■ Exercise goal: Repeat the lines of the records without any change, beginning with the first line and continuing through the line that contains "continued-table-label: (续 表)".

■ Supplied records:
┄┄┄┄┄┄

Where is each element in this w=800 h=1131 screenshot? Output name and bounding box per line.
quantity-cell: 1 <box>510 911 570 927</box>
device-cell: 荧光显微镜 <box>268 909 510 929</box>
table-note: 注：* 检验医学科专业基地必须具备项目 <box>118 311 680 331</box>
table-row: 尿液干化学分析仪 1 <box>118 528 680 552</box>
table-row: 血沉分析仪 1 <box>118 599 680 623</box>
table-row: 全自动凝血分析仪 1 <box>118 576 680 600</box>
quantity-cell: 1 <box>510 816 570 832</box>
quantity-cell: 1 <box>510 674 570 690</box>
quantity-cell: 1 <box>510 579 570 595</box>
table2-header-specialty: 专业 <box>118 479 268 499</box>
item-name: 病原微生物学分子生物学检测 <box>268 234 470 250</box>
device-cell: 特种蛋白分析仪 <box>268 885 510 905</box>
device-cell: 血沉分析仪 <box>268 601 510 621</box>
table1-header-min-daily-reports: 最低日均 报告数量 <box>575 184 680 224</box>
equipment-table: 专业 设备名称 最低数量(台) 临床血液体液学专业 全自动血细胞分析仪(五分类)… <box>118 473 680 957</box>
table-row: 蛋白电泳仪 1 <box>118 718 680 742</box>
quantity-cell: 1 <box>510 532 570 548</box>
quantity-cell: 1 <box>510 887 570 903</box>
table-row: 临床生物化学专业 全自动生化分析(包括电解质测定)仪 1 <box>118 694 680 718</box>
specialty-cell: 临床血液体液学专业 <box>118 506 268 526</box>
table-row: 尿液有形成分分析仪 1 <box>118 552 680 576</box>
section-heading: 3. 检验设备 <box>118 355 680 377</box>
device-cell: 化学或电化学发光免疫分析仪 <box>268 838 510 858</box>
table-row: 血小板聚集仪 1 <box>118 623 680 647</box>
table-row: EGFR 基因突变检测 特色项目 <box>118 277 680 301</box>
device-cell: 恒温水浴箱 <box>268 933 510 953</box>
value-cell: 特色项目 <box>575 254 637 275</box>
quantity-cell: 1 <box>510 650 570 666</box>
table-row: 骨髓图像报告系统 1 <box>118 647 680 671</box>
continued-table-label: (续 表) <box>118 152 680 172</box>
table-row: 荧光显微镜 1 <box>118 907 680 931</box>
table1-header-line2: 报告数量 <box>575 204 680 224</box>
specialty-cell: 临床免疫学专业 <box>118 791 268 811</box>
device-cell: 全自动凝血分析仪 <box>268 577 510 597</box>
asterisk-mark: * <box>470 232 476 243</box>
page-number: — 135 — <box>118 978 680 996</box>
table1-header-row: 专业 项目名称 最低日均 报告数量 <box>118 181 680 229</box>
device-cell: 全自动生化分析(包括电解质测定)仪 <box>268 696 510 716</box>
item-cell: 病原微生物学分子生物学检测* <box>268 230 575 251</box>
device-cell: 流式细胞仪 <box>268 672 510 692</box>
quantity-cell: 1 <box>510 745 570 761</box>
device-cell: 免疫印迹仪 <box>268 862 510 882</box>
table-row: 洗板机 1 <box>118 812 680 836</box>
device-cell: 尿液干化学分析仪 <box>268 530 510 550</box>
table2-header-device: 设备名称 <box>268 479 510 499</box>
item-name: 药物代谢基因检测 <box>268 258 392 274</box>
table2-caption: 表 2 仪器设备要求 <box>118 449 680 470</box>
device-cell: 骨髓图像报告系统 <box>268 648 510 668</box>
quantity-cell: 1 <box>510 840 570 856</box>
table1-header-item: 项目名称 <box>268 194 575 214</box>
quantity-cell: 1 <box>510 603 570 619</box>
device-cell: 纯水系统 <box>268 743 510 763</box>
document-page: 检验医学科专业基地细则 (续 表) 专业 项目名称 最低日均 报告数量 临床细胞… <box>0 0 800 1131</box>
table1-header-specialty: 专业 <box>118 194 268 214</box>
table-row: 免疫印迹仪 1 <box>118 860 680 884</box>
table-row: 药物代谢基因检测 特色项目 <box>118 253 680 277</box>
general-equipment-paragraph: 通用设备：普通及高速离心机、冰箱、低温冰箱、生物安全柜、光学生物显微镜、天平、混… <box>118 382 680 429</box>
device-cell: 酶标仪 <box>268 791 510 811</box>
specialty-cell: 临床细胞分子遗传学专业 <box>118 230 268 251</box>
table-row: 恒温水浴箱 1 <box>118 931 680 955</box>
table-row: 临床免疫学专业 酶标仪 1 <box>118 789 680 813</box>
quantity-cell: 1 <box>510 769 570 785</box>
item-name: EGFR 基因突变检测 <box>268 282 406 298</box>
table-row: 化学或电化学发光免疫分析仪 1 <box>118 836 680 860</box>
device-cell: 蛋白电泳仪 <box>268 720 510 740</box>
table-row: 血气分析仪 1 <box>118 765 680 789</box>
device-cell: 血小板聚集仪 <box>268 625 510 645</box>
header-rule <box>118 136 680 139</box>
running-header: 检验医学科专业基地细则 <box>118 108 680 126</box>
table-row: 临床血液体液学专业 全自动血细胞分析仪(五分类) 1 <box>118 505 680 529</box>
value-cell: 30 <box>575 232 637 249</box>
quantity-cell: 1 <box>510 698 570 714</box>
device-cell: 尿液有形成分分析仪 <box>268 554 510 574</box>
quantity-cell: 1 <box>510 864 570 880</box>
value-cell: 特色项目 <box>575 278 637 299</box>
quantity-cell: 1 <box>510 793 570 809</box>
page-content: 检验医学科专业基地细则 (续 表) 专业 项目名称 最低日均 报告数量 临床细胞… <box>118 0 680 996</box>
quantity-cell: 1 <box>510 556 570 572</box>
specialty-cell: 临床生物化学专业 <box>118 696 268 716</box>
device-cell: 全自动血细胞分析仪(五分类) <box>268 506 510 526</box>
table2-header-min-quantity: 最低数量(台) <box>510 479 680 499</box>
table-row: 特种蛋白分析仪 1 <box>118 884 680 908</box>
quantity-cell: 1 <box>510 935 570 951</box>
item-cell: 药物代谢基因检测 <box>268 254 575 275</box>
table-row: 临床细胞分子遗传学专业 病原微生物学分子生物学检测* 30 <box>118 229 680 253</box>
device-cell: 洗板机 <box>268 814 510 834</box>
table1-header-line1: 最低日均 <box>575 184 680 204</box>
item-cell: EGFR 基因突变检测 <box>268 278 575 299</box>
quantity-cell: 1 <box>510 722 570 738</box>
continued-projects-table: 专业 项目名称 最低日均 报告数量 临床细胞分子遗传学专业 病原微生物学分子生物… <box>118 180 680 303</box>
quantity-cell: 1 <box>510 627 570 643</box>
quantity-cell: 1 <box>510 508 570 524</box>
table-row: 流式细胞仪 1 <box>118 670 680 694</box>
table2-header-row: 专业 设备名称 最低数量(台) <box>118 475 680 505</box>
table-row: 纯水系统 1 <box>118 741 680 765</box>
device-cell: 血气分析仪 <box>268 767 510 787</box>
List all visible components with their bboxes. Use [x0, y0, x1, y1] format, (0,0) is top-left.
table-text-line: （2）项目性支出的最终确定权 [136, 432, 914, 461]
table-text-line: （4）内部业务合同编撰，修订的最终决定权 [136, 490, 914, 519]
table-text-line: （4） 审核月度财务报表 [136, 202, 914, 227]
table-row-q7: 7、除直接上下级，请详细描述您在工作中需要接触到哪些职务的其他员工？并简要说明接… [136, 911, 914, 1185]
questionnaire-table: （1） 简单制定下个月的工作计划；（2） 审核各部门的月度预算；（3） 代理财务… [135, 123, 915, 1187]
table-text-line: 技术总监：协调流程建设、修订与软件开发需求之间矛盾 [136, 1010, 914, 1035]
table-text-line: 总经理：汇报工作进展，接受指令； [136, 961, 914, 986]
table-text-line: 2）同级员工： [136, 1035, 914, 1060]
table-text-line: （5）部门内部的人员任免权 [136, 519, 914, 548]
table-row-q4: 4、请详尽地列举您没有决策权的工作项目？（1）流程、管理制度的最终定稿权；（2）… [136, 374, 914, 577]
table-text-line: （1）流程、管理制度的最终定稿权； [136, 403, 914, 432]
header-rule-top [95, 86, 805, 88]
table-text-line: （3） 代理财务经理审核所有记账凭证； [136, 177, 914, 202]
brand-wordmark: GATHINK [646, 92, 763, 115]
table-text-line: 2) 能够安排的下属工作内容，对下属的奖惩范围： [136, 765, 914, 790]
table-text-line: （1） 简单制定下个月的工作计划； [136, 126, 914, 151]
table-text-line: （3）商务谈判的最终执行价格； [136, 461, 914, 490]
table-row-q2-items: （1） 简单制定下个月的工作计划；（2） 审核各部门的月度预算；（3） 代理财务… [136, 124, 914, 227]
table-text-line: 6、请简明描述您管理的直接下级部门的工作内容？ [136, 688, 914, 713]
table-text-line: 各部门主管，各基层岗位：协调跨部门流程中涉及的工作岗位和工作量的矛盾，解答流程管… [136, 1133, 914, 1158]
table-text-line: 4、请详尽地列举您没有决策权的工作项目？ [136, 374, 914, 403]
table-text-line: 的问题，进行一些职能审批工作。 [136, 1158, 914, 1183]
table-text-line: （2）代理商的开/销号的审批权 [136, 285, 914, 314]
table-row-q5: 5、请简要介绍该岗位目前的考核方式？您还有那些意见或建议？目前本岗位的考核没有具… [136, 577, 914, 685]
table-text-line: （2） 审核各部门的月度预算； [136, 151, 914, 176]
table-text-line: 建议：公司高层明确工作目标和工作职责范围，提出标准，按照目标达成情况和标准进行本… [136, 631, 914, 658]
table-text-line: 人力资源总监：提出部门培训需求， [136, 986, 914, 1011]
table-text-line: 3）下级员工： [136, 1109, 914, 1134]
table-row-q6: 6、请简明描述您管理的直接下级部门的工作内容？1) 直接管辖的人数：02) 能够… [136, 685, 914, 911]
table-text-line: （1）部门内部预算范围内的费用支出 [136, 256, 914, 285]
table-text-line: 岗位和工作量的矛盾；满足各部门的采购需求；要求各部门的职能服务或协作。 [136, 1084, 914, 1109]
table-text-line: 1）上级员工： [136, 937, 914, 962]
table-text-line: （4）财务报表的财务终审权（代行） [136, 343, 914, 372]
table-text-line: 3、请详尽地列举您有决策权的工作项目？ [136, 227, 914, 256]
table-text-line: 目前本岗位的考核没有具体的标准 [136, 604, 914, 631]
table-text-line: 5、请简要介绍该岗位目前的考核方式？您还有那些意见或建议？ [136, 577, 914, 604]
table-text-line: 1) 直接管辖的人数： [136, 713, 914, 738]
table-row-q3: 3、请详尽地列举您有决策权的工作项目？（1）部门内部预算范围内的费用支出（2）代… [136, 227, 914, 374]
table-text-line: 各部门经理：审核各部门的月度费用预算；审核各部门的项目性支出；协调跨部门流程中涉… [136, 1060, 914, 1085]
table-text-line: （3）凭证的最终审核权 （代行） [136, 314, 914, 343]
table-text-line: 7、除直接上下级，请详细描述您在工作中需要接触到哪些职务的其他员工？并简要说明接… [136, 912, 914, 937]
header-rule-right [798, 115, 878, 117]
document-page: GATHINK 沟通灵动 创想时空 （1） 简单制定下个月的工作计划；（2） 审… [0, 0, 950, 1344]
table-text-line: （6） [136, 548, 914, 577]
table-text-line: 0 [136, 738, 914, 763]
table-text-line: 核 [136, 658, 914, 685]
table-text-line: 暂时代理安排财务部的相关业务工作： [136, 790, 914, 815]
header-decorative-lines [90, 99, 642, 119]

┄┄┄┄┄┄

■ Solution for this problem:
Where is each element in this w=800 h=1131 screenshot? Output name and bounding box per line.
quantity-cell: 1 <box>510 911 570 927</box>
device-cell: 荧光显微镜 <box>268 909 510 929</box>
table-note: 注：* 检验医学科专业基地必须具备项目 <box>118 311 680 331</box>
table-row: 尿液干化学分析仪 1 <box>118 528 680 552</box>
table-row: 血沉分析仪 1 <box>118 599 680 623</box>
table-row: 全自动凝血分析仪 1 <box>118 576 680 600</box>
quantity-cell: 1 <box>510 816 570 832</box>
quantity-cell: 1 <box>510 674 570 690</box>
quantity-cell: 1 <box>510 579 570 595</box>
table2-header-specialty: 专业 <box>118 479 268 499</box>
item-name: 病原微生物学分子生物学检测 <box>268 234 470 250</box>
device-cell: 特种蛋白分析仪 <box>268 885 510 905</box>
device-cell: 血沉分析仪 <box>268 601 510 621</box>
table1-header-min-daily-reports: 最低日均 报告数量 <box>575 184 680 224</box>
equipment-table: 专业 设备名称 最低数量(台) 临床血液体液学专业 全自动血细胞分析仪(五分类)… <box>118 473 680 957</box>
table-row: 蛋白电泳仪 1 <box>118 718 680 742</box>
quantity-cell: 1 <box>510 532 570 548</box>
quantity-cell: 1 <box>510 887 570 903</box>
table-row: 临床生物化学专业 全自动生化分析(包括电解质测定)仪 1 <box>118 694 680 718</box>
specialty-cell: 临床血液体液学专业 <box>118 506 268 526</box>
table-row: 尿液有形成分分析仪 1 <box>118 552 680 576</box>
section-heading: 3. 检验设备 <box>118 355 680 377</box>
device-cell: 化学或电化学发光免疫分析仪 <box>268 838 510 858</box>
table-row: 血小板聚集仪 1 <box>118 623 680 647</box>
table-row: EGFR 基因突变检测 特色项目 <box>118 277 680 301</box>
device-cell: 恒温水浴箱 <box>268 933 510 953</box>
value-cell: 特色项目 <box>575 254 637 275</box>
quantity-cell: 1 <box>510 650 570 666</box>
table-row: 骨髓图像报告系统 1 <box>118 647 680 671</box>
continued-table-label: (续 表) <box>118 152 680 172</box>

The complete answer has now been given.